▶ **Set task**: Output the material beneath this task exactly, images excluded.

*** Records supplied

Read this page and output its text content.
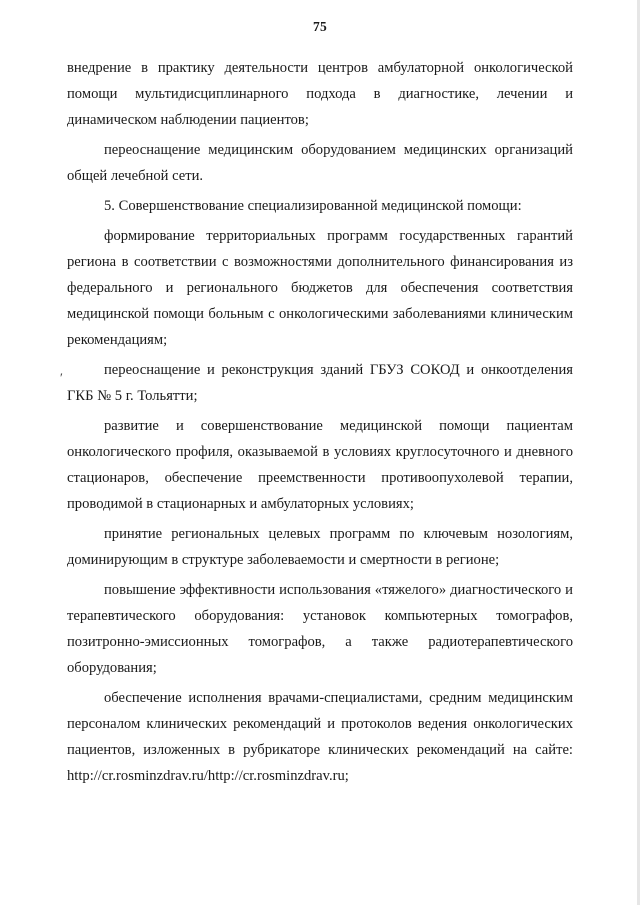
75
ʹ

внедрение в практику деятельности центров амбулаторной онкологической помощи мультидисциплинарного подхода в диагностике, лечении и динамическом наблюдении пациентов;

переоснащение медицинским оборудованием медицинских организаций общей лечебной сети.

5. Совершенствование специализированной медицинской помощи:

формирование территориальных программ государственных гарантий региона в соответствии с возможностями дополнительного финансирования из федерального и регионального бюджетов для обеспечения соответствия медицинской помощи больным с онкологическими заболеваниями клиническим рекомендациям;

переоснащение и реконструкция зданий ГБУЗ СОКОД и онкоотделения

ГКБ № 5 г. Тольятти;

развитие и совершенствование медицинской помощи пациентам онкологического профиля, оказываемой в условиях круглосуточного и дневного стационаров, обеспечение преемственности противоопухолевой терапии, проводимой в стационарных и амбулаторных условиях;

принятие региональных целевых программ по ключевым нозологиям, доминирующим в структуре заболеваемости и смертности в регионе;

повышение эффективности использования «тяжелого» диагностического и терапевтического оборудования: установок компьютерных томографов, позитронно-эмиссионных томографов, а также радиотерапевтического оборудования;

обеспечение исполнения врачами-специалистами, средним медицинским персоналом клинических рекомендаций и протоколов ведения онкологических пациентов, изложенных в рубрикаторе клинических рекомендаций на сайте: http://cr.rosminzdrav.ru/http://cr.rosminzdrav.ru;
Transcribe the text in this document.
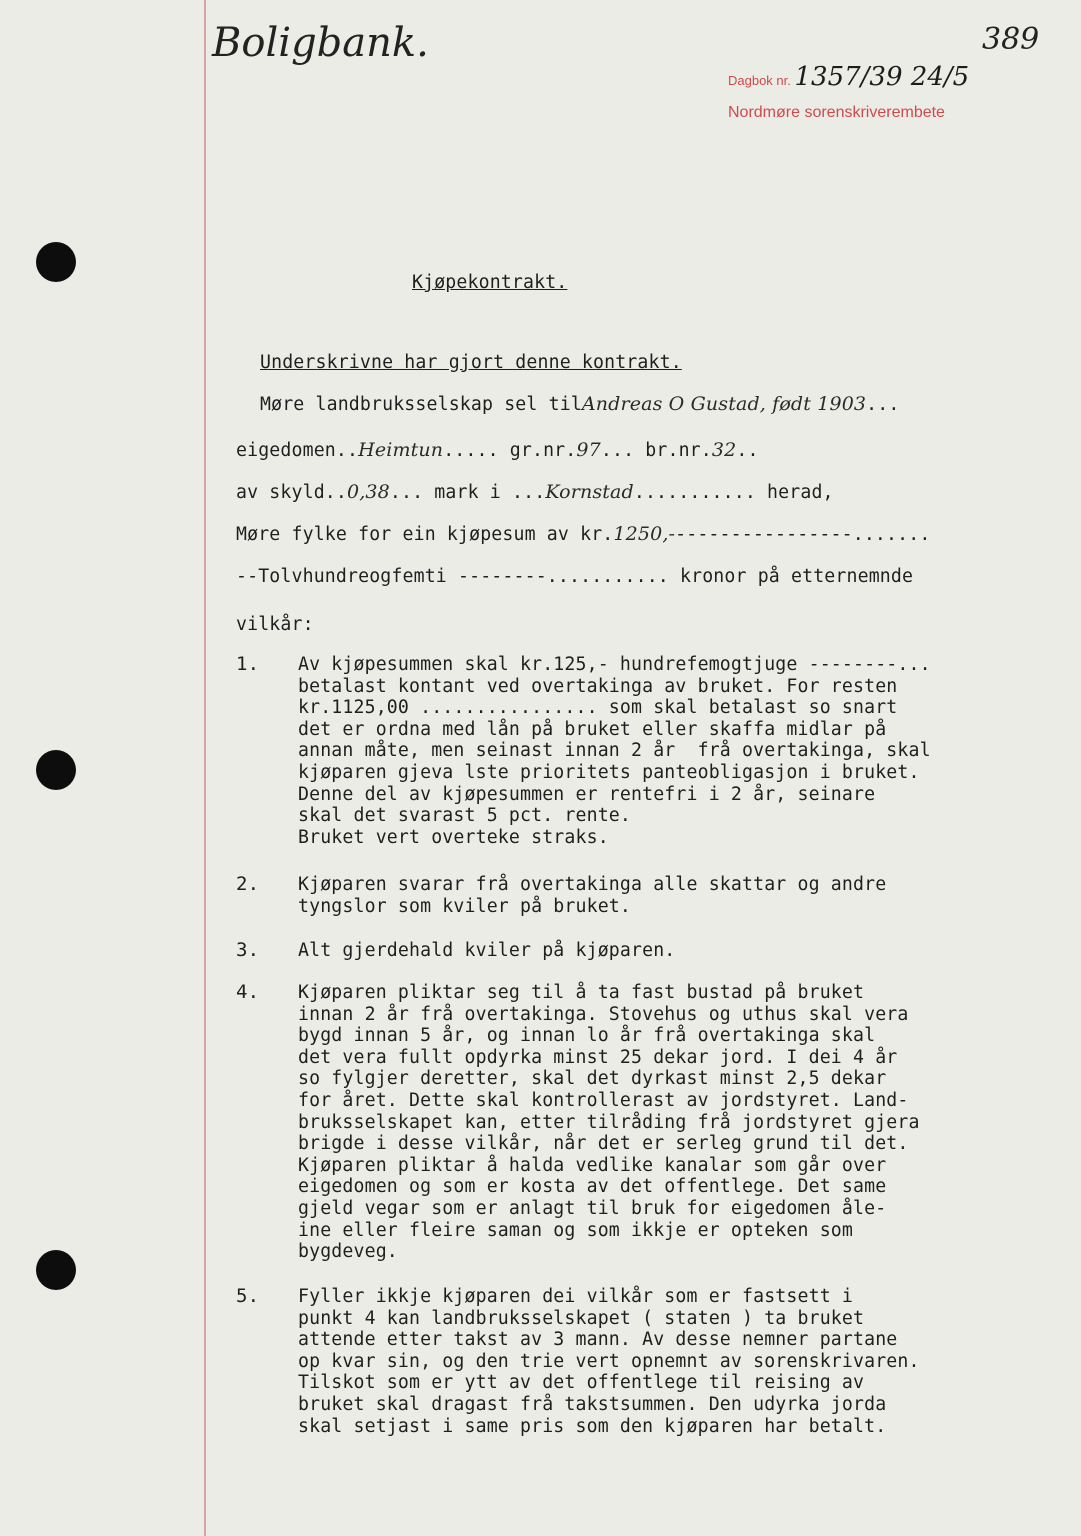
Boligbank.	389
Dagbok nr. 1357/39 24/5
Nordmøre sorenskriverembete
Kjøpekontrakt.
Underskrivne har gjort denne kontrakt.
Møre landbruksselskap sel tilAndreas O Gustad, født 1903...
eigedomen..Heimtun..... gr.nr.97... br.nr.32..
av skyld..0,38... mark i ...Kornstad........... herad,
Møre fylke for ein kjøpesum av kr.1250,-----------------.......
--Tolvhundreogfemti --------........... kronor på etternemnde
vilkår:
1. Av kjøpesummen skal kr.125,- hundrefemogtjuge --------...
betalast kontant ved overtakinga av bruket. For resten
kr.1125,00 ................ som skal betalast so snart
det er ordna med lån på bruket eller skaffa midlar på
annan måte, men seinast innan 2 år  frå overtakinga, skal
kjøparen gjeva lste prioritets panteobligasjon i bruket.
Denne del av kjøpesummen er rentefri i 2 år, seinare
skal det svarast 5 pct. rente.
Bruket vert overteke straks.
2. Kjøparen svarar frå overtakinga alle skattar og andre
tyngslor som kviler på bruket.
3. Alt gjerdehald kviler på kjøparen.
4. Kjøparen pliktar seg til å ta fast bustad på bruket
innan 2 år frå overtakinga. Stovehus og uthus skal vera
bygd innan 5 år, og innan lo år frå overtakinga skal
det vera fullt opdyrka minst 25 dekar jord. I dei 4 år
so fylgjer deretter, skal det dyrkast minst 2,5 dekar
for året. Dette skal kontrollerast av jordstyret. Land-
bruksselskapet kan, etter tilråding frå jordstyret gjera
brigde i desse vilkår, når det er serleg grund til det.
Kjøparen pliktar å halda vedlike kanalar som går over
eigedomen og som er kosta av det offentlege. Det same
gjeld vegar som er anlagt til bruk for eigedomen åle-
ine eller fleire saman og som ikkje er opteken som
bygdeveg.
5. Fyller ikkje kjøparen dei vilkår som er fastsett i
punkt 4 kan landbruksselskapet ( staten ) ta bruket
attende etter takst av 3 mann. Av desse nemner partane
op kvar sin, og den trie vert opnemnt av sorenskrivaren.
Tilskot som er ytt av det offentlege til reising av
bruket skal dragast frå takstsummen. Den udyrka jorda
skal setjast i same pris som den kjøparen har betalt.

******

▶ **Result of this exercise**:
Read this page and output its text content.
75
ʹ

внедрение в практику деятельности центров амбулаторной онкологической помощи мультидисциплинарного подхода в диагностике, лечении и динамическом наблюдении пациентов;

переоснащение медицинским оборудованием медицинских организаций общей лечебной сети.

5. Совершенствование специализированной медицинской помощи:

формирование территориальных программ государственных гарантий региона в соответствии с возможностями дополнительного финансирования из федерального и регионального бюджетов для обеспечения соответствия медицинской помощи больным с онкологическими заболеваниями клиническим рекомендациям;

переоснащение и реконструкция зданий ГБУЗ СОКОД и онкоотделения

ГКБ № 5 г. Тольятти;

развитие и совершенствование медицинской помощи пациентам онкологического профиля, оказываемой в условиях круглосуточного и дневного стационаров, обеспечение преемственности противоопухолевой терапии, проводимой в стационарных и амбулаторных условиях;

принятие региональных целевых программ по ключевым нозологиям, доминирующим в структуре заболеваемости и смертности в регионе;

повышение эффективности использования «тяжелого» диагностического и терапевтического оборудования: установок компьютерных томографов, позитронно-эмиссионных томографов, а также радиотерапевтического оборудования;

обеспечение исполнения врачами-специалистами, средним медицинским персоналом клинических рекомендаций и протоколов ведения онкологических пациентов, изложенных в рубрикаторе клинических рекомендаций на сайте: http://cr.rosminzdrav.ru/http://cr.rosminzdrav.ru;
Transcribe the text in this document.
Boligbank.	389
Dagbok nr. 1357/39 24/5
Nordmøre sorenskriverembete
Kjøpekontrakt.
Underskrivne har gjort denne kontrakt.
Møre landbruksselskap sel tilAndreas O Gustad, født 1903...
eigedomen..Heimtun..... gr.nr.97... br.nr.32..
av skyld..0,38... mark i ...Kornstad........... herad,
Møre fylke for ein kjøpesum av kr.1250,-----------------.......
--Tolvhundreogfemti --------........... kronor på etternemnde
vilkår:
1. Av kjøpesummen skal kr.125,- hundrefemogtjuge --------...
betalast kontant ved overtakinga av bruket. For resten
kr.1125,00 ................ som skal betalast so snart
det er ordna med lån på bruket eller skaffa midlar på
annan måte, men seinast innan 2 år  frå overtakinga, skal
kjøparen gjeva lste prioritets panteobligasjon i bruket.
Denne del av kjøpesummen er rentefri i 2 år, seinare
skal det svarast 5 pct. rente.
Bruket vert overteke straks.
2. Kjøparen svarar frå overtakinga alle skattar og andre
tyngslor som kviler på bruket.
3. Alt gjerdehald kviler på kjøparen.
4. Kjøparen pliktar seg til å ta fast bustad på bruket
innan 2 år frå overtakinga. Stovehus og uthus skal vera
bygd innan 5 år, og innan lo år frå overtakinga skal
det vera fullt opdyrka minst 25 dekar jord. I dei 4 år
so fylgjer deretter, skal det dyrkast minst 2,5 dekar
for året. Dette skal kontrollerast av jordstyret. Land-
bruksselskapet kan, etter tilråding frå jordstyret gjera
brigde i desse vilkår, når det er serleg grund til det.
Kjøparen pliktar å halda vedlike kanalar som går over
eigedomen og som er kosta av det offentlege. Det same
gjeld vegar som er anlagt til bruk for eigedomen åle-
ine eller fleire saman og som ikkje er opteken som
bygdeveg.
5. Fyller ikkje kjøparen dei vilkår som er fastsett i
punkt 4 kan landbruksselskapet ( staten ) ta bruket
attende etter takst av 3 mann. Av desse nemner partane
op kvar sin, og den trie vert opnemnt av sorenskrivaren.
Tilskot som er ytt av det offentlege til reising av
bruket skal dragast frå takstsummen. Den udyrka jorda
skal setjast i same pris som den kjøparen har betalt.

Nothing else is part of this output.